━━ Material for this exercise
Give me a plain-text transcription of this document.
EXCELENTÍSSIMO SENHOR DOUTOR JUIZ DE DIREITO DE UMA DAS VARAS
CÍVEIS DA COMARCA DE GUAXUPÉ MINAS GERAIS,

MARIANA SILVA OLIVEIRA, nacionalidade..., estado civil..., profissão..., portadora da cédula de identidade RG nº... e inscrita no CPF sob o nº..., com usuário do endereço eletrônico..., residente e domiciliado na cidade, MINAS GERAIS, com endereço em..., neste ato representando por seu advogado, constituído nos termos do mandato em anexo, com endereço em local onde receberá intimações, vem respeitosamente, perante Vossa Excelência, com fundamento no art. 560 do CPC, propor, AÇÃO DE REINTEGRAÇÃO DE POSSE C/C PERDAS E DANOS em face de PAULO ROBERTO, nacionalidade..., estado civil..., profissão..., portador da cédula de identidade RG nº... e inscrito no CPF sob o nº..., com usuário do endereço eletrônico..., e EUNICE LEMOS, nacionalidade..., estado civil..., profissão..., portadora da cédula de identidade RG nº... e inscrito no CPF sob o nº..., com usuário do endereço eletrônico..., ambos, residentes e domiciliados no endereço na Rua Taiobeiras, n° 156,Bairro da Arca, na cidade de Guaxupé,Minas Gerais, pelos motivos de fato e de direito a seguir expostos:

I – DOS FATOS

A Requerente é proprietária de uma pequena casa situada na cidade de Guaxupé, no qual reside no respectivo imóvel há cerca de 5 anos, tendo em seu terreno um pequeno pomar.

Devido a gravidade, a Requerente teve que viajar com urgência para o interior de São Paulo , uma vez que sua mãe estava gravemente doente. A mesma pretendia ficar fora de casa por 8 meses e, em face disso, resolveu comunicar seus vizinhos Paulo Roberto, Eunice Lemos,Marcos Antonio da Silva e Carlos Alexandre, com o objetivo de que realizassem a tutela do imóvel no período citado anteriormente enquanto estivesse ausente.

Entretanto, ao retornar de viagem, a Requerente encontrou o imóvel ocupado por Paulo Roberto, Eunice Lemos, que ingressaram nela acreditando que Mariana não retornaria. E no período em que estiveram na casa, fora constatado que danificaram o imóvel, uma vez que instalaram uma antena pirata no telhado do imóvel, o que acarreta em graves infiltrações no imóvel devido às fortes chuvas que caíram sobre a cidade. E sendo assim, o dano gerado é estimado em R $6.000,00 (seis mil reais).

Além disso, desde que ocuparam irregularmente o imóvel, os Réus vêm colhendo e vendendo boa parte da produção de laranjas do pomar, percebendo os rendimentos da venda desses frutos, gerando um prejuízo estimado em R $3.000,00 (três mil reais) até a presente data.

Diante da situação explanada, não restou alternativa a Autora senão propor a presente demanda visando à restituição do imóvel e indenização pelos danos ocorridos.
━━━━
Task ::
Copy out every line where the word "reais" occurs.

Solution ::
Entretanto, ao retornar de viagem, a Requerente encontrou o imóvel ocupado por Paulo Roberto, Eunice Lemos, que ingressaram nela acreditando que Mariana não retornaria. E no período em que estiveram na casa, fora constatado que danificaram o imóvel, uma vez que instalaram uma antena pirata no telhado do imóvel, o que acarreta em graves infiltrações no imóvel devido às fortes chuvas que caíram sobre a cidade. E sendo assim, o dano gerado é estimado em R $6.000,00 (seis mil reais).
Além disso, desde que ocuparam irregularmente o imóvel, os Réus vêm colhendo e vendendo boa parte da produção de laranjas do pomar, percebendo os rendimentos da venda desses frutos, gerando um prejuízo estimado em R $3.000,00 (três mil reais) até a presente data.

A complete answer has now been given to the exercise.